### Passage given
════════════════════

# I Need To Replace The Wiring On My Lathe Motor



## John_Dennis (Nov 19, 2015)

I just got my Logan 10 out of storage and noticed that the wires have become too brittle to use.  The motor has gotten splashed with a little oil and coolant over the years and the markings are now obscured or non existent.

I need to label the Cutler Hamer Drum switch terminals so I can re-wire it properly.  After I label the drum switch, I may need to post a photo of the labeled switch for help reverse engineering the wiring If the motor wires are not marked.

The power supply cord to the switch is Black/Red/Green

The two cords going from the switch to the motor are Black/Red/White/green  and Black/White

D is Neutral
E is Hot/L1
A and F are jumpered

I would appreciate any wisdom you have.

John


----------



## Ulma Doctor (Nov 20, 2015)

if you are just replacing the wires to the switch and then from the switch to the motor,
simply clip of the wire near the switch so that you can identify which color went where, and remove the cable.
remove and install the new cables one at a time and the job should be a slam dunk!

════════════════════

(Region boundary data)
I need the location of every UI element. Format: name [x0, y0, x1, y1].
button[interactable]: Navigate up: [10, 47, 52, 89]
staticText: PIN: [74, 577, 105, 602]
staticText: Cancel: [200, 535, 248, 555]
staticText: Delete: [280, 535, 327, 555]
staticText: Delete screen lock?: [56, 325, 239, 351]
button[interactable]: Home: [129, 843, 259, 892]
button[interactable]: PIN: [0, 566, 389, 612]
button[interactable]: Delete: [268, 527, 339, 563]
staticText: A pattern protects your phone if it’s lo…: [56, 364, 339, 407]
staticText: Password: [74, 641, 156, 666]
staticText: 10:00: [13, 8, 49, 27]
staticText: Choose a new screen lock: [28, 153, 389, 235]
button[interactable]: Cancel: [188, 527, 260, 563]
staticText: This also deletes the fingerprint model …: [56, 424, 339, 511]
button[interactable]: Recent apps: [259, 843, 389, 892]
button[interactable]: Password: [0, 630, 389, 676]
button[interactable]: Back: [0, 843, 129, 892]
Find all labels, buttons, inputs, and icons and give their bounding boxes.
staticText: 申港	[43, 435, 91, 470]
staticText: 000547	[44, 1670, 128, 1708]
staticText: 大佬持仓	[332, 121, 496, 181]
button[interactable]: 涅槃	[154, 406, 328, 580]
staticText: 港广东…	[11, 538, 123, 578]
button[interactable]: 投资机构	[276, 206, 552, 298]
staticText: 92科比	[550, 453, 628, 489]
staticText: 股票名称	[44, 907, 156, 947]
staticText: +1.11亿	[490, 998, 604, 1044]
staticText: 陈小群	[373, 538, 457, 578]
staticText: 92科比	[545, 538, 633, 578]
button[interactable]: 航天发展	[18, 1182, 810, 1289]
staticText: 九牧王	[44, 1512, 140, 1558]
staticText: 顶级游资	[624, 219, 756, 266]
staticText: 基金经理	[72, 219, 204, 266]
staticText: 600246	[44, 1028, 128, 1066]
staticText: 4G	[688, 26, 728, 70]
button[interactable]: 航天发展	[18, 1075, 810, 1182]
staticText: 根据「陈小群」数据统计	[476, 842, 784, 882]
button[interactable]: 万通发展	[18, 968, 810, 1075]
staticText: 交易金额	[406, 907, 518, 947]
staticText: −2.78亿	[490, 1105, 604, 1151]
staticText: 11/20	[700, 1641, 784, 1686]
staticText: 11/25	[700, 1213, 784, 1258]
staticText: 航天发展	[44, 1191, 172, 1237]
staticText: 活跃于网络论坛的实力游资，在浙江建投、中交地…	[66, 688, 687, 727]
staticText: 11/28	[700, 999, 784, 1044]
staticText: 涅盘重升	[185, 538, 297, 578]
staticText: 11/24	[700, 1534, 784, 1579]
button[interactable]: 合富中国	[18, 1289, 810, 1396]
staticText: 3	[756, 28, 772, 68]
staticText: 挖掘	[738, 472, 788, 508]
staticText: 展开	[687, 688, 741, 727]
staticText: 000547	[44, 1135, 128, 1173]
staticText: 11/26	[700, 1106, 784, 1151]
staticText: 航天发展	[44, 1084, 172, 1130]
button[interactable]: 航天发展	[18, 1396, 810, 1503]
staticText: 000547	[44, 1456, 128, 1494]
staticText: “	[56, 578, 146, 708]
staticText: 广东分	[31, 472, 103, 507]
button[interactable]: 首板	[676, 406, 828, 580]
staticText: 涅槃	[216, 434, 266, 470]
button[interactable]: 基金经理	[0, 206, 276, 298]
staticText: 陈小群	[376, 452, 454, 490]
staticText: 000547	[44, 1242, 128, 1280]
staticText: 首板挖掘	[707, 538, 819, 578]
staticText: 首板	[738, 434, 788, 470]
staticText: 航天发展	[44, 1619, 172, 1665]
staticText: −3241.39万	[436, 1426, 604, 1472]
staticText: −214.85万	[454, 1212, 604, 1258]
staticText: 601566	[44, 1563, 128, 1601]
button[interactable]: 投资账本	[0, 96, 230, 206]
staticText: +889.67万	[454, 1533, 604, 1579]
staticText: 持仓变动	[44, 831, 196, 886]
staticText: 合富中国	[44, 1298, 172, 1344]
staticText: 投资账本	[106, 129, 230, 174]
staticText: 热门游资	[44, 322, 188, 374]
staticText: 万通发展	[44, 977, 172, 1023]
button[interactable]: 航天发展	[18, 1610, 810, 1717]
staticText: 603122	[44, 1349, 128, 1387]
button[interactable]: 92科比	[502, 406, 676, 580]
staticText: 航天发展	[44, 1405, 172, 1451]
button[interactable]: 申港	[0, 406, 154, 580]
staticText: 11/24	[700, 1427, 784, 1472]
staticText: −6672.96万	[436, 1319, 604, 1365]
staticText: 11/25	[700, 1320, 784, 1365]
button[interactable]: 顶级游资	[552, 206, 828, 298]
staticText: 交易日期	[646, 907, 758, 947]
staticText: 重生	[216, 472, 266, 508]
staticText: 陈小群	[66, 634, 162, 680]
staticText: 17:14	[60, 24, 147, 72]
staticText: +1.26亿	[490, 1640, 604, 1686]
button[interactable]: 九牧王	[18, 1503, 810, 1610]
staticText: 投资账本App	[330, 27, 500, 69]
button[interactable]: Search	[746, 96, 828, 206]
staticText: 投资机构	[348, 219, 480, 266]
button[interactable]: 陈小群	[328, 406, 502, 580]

════════════════════

### Exercises
**a)** Do these statements agree with the lathe wiring thread? For each, answer yes or no and quote the words of the thread that decide it.
(i) The power supply cord to the switch is black, red and green.
(ii) Terminal D on the drum switch is the hot line.
(iii) The reply advises removing all the old cables before installing any new ones.
**b)** Give a continuation of the lathe wiring thread, starting after its last line.

### Expected answers
**a)**
(i) Yes: "The power supply cord to the switch is Black/Red/Green"
(ii) No: "D is Neutral"
(iii) No: "remove and install the new cables one at a time"

**b)**
----------



## John_Dennis (Nov 20, 2015)

that is my hope, but the insulation on the motor side looks bad.  I expect I will have to disassemble the motor to repair the insulation on the motor leads.  I suspect that I might loose track of something along the way.  I was hoping to have a diagram to refer back to.


----------



## John Hasler (Nov 20, 2015)

John_Dennis said:


> that is my hope, but the insulation on the motor side looks bad.  I expect I will have to disassemble the motor to repair the insulation on the motor leads.  I suspect that I might loose track of something along the way.  I was hoping to have a diagram to refer back to.


Make your own diagram as you go along.  It doesn't have to look like one from the manufacturer as long as you can make sense of it.  Also tag each wire with a bit of tape with a code on it.  Take lots of photos.


----------



## British Steel (Nov 20, 2015)

What they said... For the motor's internal wires' conections to the windings, use a high melting point solder if possible and high-temperature insulated wires, it can get hot in there, and a nice touch is the braided-fibre sleeving sold for behind low-voltage halogen ceiling lamps, very heat and abrasion resistant. I've only found it in red though!
As a motor's subject to vibration, use stranded wire not solid-core, if it looks like being expensive gettting so may colours you can get numbered slip-on sleeves from an industrial electrical supplier and use those instead of multiple colours for identification.

Dave H. (the other one)


----------



## Ulma Doctor (Nov 20, 2015)

another tidbit...
3m makes printed wire identification stickers that will stay on for 10 years or better


i use them a lot!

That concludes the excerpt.